> **TASK DIRECTIONS**: Without any of their pictures, return all of the records exactly.

-- EXERCISE INPUTS follows --

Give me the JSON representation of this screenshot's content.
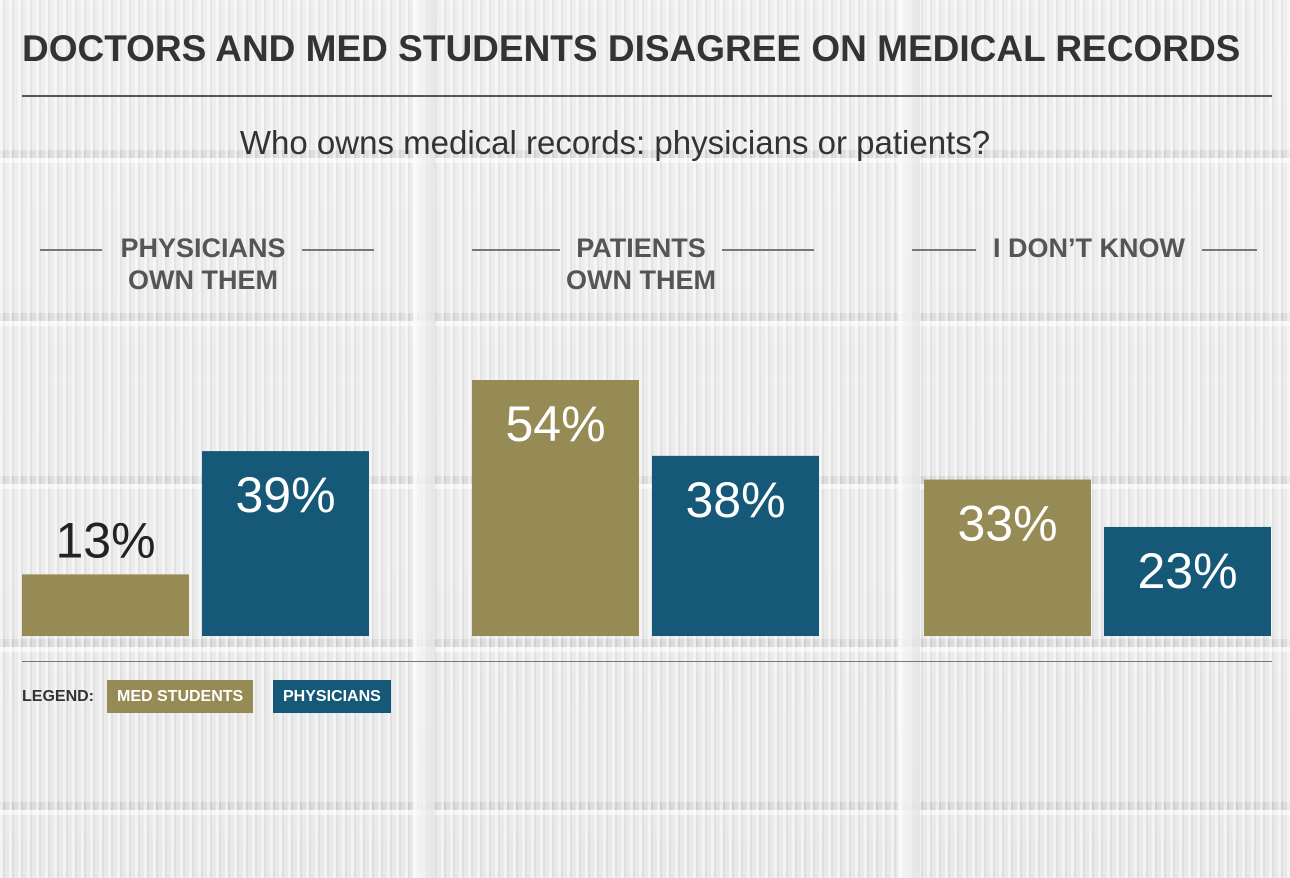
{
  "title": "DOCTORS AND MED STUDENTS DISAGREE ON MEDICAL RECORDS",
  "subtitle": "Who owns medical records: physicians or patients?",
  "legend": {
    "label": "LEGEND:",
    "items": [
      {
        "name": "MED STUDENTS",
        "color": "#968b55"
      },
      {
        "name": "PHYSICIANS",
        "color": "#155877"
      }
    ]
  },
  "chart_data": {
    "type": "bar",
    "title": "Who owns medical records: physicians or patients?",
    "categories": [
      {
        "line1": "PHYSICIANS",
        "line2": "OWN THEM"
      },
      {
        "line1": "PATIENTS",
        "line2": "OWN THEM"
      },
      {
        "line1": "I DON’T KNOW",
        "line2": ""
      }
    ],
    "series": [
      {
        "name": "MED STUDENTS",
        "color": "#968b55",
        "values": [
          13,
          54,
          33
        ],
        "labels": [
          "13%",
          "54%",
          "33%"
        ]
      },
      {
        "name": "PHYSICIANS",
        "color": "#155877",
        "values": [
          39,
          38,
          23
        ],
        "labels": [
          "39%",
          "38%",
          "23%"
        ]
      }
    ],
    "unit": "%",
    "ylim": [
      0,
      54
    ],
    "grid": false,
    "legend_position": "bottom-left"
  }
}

-- EXERCISE INPUTS concluded --

> **WRITTEN ANSWER**:
Give me the JSON representation of this screenshot's content.
{
  "title": "DOCTORS AND MED STUDENTS DISAGREE ON MEDICAL RECORDS",
  "subtitle": "Who owns medical records: physicians or patients?",
  "legend": {
    "label": "LEGEND:",
    "items": [
      {
        "name": "MED STUDENTS",
        "color": "#968b55"
      },
      {
        "name": "PHYSICIANS",
        "color": "#155877"
      }
    ]
  },
  "chart_data": {
    "type": "bar",
    "title": "Who owns medical records: physicians or patients?",
    "categories": [
      {
        "line1": "PHYSICIANS",
        "line2": "OWN THEM"
      },
      {
        "line1": "PATIENTS",
        "line2": "OWN THEM"
      },
      {
        "line1": "I DON’T KNOW",
        "line2": ""
      }
    ],
    "series": [
      {
        "name": "MED STUDENTS",
        "color": "#968b55",
        "values": [
          13,
          54,
          33
        ],
        "labels": [
          "13%",
          "54%",
          "33%"
        ]
      },
      {
        "name": "PHYSICIANS",
        "color": "#155877",
        "values": [
          39,
          38,
          23
        ],
        "labels": [
          "39%",
          "38%",
          "23%"
        ]
      }
    ],
    "unit": "%",
    "ylim": [
      0,
      54
    ],
    "grid": false,
    "legend_position": "bottom-left"
  }
}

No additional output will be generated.